:: Exercise materials ::
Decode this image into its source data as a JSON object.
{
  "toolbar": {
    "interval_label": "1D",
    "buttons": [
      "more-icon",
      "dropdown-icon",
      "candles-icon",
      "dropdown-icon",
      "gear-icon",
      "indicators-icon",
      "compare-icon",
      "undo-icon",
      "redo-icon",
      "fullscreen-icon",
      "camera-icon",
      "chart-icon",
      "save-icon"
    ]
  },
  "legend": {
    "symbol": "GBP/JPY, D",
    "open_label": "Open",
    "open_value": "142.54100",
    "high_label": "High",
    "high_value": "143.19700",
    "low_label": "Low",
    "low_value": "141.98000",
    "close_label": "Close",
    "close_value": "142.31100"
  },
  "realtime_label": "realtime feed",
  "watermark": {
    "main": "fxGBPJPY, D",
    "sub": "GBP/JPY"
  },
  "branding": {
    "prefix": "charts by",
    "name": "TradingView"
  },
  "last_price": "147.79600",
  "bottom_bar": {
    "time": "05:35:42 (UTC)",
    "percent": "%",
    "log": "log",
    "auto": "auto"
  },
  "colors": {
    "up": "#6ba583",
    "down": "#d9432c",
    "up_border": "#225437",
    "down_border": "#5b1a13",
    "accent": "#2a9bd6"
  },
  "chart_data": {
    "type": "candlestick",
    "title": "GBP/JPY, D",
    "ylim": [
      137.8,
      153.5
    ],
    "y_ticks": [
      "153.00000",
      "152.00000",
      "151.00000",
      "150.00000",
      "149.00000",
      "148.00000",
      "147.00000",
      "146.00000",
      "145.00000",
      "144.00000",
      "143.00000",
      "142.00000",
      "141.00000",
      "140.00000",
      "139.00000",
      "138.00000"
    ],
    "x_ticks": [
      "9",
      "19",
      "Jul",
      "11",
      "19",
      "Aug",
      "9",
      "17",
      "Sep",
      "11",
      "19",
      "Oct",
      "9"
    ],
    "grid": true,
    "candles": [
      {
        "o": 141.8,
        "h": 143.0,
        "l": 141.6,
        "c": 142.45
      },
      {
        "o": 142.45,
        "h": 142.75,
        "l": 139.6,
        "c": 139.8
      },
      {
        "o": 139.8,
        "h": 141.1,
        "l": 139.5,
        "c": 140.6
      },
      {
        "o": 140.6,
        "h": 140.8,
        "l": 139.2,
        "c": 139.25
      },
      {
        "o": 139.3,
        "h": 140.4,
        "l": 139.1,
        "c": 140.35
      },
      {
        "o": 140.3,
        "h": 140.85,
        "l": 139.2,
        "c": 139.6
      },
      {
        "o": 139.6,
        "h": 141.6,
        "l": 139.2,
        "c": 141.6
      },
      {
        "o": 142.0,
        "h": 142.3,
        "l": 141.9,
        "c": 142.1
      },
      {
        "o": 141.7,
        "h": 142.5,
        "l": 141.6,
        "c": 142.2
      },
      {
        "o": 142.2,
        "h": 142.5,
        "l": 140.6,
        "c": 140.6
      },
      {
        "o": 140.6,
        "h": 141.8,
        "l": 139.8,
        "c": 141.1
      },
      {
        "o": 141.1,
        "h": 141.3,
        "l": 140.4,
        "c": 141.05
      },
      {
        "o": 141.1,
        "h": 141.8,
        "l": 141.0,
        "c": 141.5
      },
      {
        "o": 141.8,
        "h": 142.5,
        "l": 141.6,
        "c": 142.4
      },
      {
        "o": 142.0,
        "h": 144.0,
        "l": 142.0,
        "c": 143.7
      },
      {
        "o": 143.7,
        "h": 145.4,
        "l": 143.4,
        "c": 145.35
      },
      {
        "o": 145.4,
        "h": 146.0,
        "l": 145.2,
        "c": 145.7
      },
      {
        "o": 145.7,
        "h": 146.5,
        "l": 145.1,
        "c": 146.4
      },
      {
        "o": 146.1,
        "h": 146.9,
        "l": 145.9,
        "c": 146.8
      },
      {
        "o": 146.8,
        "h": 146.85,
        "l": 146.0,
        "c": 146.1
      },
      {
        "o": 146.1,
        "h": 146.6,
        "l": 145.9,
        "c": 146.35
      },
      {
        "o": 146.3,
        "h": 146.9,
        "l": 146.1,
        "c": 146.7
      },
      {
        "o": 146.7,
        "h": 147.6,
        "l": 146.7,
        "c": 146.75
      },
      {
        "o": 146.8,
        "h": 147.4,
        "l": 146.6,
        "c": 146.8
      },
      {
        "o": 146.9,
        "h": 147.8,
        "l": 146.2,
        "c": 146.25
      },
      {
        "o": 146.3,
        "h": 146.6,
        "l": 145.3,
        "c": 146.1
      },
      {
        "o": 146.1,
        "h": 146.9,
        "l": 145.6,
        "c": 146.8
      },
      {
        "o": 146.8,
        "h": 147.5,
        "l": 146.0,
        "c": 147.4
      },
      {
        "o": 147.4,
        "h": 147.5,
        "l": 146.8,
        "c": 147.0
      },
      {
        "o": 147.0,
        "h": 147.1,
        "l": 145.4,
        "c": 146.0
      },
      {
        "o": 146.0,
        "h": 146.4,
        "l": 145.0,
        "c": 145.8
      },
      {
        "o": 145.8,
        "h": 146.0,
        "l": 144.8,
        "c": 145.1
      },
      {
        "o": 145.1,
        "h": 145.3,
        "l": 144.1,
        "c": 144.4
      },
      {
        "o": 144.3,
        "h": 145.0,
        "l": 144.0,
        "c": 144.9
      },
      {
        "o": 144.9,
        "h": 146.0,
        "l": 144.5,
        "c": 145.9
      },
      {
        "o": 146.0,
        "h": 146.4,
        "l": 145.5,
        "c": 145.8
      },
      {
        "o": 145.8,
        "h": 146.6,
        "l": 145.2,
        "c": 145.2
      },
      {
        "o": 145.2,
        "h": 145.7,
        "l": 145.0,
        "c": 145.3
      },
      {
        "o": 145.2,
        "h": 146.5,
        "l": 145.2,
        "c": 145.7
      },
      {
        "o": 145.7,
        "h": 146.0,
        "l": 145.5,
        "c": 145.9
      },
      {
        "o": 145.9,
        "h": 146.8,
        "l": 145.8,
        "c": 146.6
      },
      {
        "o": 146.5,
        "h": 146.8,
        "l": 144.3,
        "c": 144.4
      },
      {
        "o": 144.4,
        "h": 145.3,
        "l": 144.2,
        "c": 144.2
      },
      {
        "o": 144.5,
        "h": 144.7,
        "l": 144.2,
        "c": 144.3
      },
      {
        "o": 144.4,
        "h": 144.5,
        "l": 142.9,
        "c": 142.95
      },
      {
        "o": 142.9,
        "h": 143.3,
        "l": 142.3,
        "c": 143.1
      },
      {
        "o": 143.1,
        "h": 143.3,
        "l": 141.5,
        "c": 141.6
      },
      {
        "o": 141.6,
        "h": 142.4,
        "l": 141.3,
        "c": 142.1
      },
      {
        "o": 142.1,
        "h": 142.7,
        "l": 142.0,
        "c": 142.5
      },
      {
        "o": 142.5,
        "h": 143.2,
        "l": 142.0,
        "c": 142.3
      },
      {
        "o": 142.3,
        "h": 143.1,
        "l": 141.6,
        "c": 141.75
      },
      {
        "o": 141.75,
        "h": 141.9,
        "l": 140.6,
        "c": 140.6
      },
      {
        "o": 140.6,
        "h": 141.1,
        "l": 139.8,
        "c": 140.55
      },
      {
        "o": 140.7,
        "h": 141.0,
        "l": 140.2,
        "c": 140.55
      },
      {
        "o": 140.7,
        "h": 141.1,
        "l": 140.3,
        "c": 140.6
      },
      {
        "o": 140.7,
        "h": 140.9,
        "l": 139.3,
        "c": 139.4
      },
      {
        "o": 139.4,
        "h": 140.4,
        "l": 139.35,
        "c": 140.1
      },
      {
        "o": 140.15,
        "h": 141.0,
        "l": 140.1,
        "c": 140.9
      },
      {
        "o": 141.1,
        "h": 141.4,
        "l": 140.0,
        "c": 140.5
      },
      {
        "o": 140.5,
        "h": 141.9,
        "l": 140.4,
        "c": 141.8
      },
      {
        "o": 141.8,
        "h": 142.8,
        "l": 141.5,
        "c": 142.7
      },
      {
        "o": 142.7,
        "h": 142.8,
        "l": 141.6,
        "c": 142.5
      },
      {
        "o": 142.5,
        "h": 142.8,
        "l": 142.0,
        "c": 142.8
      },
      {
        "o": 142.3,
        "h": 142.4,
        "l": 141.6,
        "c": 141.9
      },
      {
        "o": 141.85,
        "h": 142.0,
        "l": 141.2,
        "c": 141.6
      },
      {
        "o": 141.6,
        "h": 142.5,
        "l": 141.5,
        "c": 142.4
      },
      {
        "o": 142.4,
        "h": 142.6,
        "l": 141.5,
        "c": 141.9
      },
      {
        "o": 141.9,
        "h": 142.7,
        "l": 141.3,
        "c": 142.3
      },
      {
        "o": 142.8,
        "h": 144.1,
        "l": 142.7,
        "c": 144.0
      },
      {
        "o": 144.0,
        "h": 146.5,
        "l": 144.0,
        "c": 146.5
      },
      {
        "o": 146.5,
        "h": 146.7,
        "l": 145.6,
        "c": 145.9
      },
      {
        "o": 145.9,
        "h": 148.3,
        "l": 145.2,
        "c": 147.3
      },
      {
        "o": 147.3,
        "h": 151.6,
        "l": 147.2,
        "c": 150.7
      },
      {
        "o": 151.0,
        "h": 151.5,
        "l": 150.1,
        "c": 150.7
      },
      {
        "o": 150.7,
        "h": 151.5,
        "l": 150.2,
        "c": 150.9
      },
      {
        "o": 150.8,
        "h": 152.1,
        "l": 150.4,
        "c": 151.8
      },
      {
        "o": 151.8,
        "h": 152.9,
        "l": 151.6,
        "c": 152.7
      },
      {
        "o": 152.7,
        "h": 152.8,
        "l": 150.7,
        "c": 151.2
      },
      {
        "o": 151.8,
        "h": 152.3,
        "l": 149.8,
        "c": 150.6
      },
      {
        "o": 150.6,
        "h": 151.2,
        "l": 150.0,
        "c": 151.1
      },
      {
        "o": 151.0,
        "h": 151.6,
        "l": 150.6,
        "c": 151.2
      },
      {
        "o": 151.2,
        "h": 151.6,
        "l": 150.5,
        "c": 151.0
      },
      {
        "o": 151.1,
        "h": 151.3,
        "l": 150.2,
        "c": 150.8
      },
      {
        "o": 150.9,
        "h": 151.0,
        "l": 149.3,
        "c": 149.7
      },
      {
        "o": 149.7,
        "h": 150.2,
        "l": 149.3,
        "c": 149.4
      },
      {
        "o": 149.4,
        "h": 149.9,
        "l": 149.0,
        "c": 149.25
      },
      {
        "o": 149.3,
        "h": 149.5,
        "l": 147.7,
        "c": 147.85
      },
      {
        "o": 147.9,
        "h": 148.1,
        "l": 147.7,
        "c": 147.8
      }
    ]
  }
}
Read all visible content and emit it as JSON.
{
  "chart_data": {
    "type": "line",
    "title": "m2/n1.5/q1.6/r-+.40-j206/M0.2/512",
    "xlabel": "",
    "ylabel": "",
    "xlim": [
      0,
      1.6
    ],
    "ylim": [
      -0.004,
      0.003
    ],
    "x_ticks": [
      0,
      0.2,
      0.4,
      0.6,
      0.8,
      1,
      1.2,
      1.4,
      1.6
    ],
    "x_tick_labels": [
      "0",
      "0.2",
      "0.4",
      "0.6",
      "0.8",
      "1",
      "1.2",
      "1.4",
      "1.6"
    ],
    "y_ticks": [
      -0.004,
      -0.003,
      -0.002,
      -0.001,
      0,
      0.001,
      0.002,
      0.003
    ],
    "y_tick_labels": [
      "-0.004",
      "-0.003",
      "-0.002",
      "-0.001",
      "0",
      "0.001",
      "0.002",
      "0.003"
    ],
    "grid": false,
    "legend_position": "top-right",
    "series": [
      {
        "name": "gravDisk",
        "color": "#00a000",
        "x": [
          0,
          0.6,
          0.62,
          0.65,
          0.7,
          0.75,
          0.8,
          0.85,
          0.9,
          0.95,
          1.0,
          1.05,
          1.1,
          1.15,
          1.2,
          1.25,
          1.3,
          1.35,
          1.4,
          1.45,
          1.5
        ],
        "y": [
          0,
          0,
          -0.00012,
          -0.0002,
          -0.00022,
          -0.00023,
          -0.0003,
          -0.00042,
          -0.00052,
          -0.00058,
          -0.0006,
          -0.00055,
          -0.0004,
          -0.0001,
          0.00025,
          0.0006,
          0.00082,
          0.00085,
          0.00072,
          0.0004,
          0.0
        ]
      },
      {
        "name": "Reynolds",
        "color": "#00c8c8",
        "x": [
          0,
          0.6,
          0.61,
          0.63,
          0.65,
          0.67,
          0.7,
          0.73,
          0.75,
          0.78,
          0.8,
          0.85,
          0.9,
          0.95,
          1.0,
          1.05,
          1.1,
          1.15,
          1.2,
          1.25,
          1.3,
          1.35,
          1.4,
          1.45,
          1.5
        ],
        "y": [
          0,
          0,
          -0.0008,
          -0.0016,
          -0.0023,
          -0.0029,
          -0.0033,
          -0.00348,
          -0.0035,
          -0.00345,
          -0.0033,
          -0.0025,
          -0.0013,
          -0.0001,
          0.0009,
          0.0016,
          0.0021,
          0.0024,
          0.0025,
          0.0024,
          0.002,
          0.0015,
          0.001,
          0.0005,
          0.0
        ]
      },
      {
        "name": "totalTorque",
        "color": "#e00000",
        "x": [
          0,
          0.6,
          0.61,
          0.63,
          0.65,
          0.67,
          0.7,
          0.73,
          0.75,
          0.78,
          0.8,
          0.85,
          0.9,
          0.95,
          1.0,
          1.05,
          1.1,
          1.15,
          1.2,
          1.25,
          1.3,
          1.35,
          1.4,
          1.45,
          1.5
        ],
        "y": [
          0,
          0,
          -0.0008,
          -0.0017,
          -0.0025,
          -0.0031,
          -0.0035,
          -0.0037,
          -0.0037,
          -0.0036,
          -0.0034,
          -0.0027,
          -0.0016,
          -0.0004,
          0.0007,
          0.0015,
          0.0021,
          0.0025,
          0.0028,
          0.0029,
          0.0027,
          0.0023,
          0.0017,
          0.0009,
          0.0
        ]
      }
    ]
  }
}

:: Direction ::
Read through the data and copy every line where "JSON" shows up.

:: Solution to this exercise ::
Decode this image into its source data as a JSON object.
Read all visible content and emit it as JSON.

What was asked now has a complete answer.